-- RECORDS SUPPLIED start --

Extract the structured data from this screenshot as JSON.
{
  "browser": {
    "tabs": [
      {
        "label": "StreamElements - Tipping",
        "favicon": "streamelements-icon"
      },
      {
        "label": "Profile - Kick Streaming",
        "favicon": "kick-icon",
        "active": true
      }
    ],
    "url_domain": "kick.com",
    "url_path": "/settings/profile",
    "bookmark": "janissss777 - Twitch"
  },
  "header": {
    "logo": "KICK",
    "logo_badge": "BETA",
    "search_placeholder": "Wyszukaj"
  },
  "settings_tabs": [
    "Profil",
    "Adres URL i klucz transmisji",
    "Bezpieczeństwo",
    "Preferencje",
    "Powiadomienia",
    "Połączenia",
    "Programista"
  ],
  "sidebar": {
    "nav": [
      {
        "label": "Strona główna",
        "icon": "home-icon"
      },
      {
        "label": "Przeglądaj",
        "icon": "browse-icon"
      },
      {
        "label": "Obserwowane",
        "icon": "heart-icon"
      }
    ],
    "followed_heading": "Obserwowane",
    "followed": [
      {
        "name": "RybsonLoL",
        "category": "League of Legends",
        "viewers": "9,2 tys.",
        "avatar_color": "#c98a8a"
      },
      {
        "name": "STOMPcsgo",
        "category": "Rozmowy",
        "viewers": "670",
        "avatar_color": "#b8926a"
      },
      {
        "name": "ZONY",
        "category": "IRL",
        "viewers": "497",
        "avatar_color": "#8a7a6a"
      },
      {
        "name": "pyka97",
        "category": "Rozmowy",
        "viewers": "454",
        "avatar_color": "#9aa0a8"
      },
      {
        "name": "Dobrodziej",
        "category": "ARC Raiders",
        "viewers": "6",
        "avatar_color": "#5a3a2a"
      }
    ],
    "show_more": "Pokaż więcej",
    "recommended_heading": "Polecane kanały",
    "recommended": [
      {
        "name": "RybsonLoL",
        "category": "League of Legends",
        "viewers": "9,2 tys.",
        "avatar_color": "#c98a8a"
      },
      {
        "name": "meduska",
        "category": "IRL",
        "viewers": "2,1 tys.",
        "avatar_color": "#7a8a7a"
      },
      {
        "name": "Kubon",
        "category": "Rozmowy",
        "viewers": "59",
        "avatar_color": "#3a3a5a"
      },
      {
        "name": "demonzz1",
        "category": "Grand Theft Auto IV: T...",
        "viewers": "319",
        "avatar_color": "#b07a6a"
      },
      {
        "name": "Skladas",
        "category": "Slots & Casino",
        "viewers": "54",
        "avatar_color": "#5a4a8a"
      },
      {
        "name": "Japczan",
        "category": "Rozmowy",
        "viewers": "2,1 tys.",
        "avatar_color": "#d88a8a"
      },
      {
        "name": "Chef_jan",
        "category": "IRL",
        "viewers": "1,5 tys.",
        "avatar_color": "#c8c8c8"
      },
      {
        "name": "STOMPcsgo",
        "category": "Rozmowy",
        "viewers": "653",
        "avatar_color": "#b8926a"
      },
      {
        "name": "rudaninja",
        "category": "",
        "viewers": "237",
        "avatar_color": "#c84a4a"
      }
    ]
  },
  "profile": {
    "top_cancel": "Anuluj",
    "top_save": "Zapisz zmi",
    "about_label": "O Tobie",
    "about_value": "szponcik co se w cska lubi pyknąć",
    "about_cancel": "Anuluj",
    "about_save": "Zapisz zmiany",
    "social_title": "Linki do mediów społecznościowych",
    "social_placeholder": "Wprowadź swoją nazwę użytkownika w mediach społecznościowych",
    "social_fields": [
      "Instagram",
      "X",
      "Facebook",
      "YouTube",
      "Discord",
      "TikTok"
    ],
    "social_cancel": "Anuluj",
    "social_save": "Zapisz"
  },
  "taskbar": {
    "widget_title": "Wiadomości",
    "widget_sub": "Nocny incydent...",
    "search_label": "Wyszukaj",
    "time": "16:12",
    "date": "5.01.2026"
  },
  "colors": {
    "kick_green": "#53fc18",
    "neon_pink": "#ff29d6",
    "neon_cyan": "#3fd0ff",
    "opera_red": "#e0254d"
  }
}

-- RECORDS SUPPLIED end --

EXERCISE: Provide an exact reproduction of all the entries shown above.

FINISHED EXERCISE:
Extract the structured data from this screenshot as JSON.
{
  "browser": {
    "tabs": [
      {
        "label": "StreamElements - Tipping",
        "favicon": "streamelements-icon"
      },
      {
        "label": "Profile - Kick Streaming",
        "favicon": "kick-icon",
        "active": true
      }
    ],
    "url_domain": "kick.com",
    "url_path": "/settings/profile",
    "bookmark": "janissss777 - Twitch"
  },
  "header": {
    "logo": "KICK",
    "logo_badge": "BETA",
    "search_placeholder": "Wyszukaj"
  },
  "settings_tabs": [
    "Profil",
    "Adres URL i klucz transmisji",
    "Bezpieczeństwo",
    "Preferencje",
    "Powiadomienia",
    "Połączenia",
    "Programista"
  ],
  "sidebar": {
    "nav": [
      {
        "label": "Strona główna",
        "icon": "home-icon"
      },
      {
        "label": "Przeglądaj",
        "icon": "browse-icon"
      },
      {
        "label": "Obserwowane",
        "icon": "heart-icon"
      }
    ],
    "followed_heading": "Obserwowane",
    "followed": [
      {
        "name": "RybsonLoL",
        "category": "League of Legends",
        "viewers": "9,2 tys.",
        "avatar_color": "#c98a8a"
      },
      {
        "name": "STOMPcsgo",
        "category": "Rozmowy",
        "viewers": "670",
        "avatar_color": "#b8926a"
      },
      {
        "name": "ZONY",
        "category": "IRL",
        "viewers": "497",
        "avatar_color": "#8a7a6a"
      },
      {
        "name": "pyka97",
        "category": "Rozmowy",
        "viewers": "454",
        "avatar_color": "#9aa0a8"
      },
      {
        "name": "Dobrodziej",
        "category": "ARC Raiders",
        "viewers": "6",
        "avatar_color": "#5a3a2a"
      }
    ],
    "show_more": "Pokaż więcej",
    "recommended_heading": "Polecane kanały",
    "recommended": [
      {
        "name": "RybsonLoL",
        "category": "League of Legends",
        "viewers": "9,2 tys.",
        "avatar_color": "#c98a8a"
      },
      {
        "name": "meduska",
        "category": "IRL",
        "viewers": "2,1 tys.",
        "avatar_color": "#7a8a7a"
      },
      {
        "name": "Kubon",
        "category": "Rozmowy",
        "viewers": "59",
        "avatar_color": "#3a3a5a"
      },
      {
        "name": "demonzz1",
        "category": "Grand Theft Auto IV: T...",
        "viewers": "319",
        "avatar_color": "#b07a6a"
      },
      {
        "name": "Skladas",
        "category": "Slots & Casino",
        "viewers": "54",
        "avatar_color": "#5a4a8a"
      },
      {
        "name": "Japczan",
        "category": "Rozmowy",
        "viewers": "2,1 tys.",
        "avatar_color": "#d88a8a"
      },
      {
        "name": "Chef_jan",
        "category": "IRL",
        "viewers": "1,5 tys.",
        "avatar_color": "#c8c8c8"
      },
      {
        "name": "STOMPcsgo",
        "category": "Rozmowy",
        "viewers": "653",
        "avatar_color": "#b8926a"
      },
      {
        "name": "rudaninja",
        "category": "",
        "viewers": "237",
        "avatar_color": "#c84a4a"
      }
    ]
  },
  "profile": {
    "top_cancel": "Anuluj",
    "top_save": "Zapisz zmi",
    "about_label": "O Tobie",
    "about_value": "szponcik co se w cska lubi pyknąć",
    "about_cancel": "Anuluj",
    "about_save": "Zapisz zmiany",
    "social_title": "Linki do mediów społecznościowych",
    "social_placeholder": "Wprowadź swoją nazwę użytkownika w mediach społecznościowych",
    "social_fields": [
      "Instagram",
      "X",
      "Facebook",
      "YouTube",
      "Discord",
      "TikTok"
    ],
    "social_cancel": "Anuluj",
    "social_save": "Zapisz"
  },
  "taskbar": {
    "widget_title": "Wiadomości",
    "widget_sub": "Nocny incydent...",
    "search_label": "Wyszukaj",
    "time": "16:12",
    "date": "5.01.2026"
  },
  "colors": {
    "kick_green": "#53fc18",
    "neon_pink": "#ff29d6",
    "neon_cyan": "#3fd0ff",
    "opera_red": "#e0254d"
  }
}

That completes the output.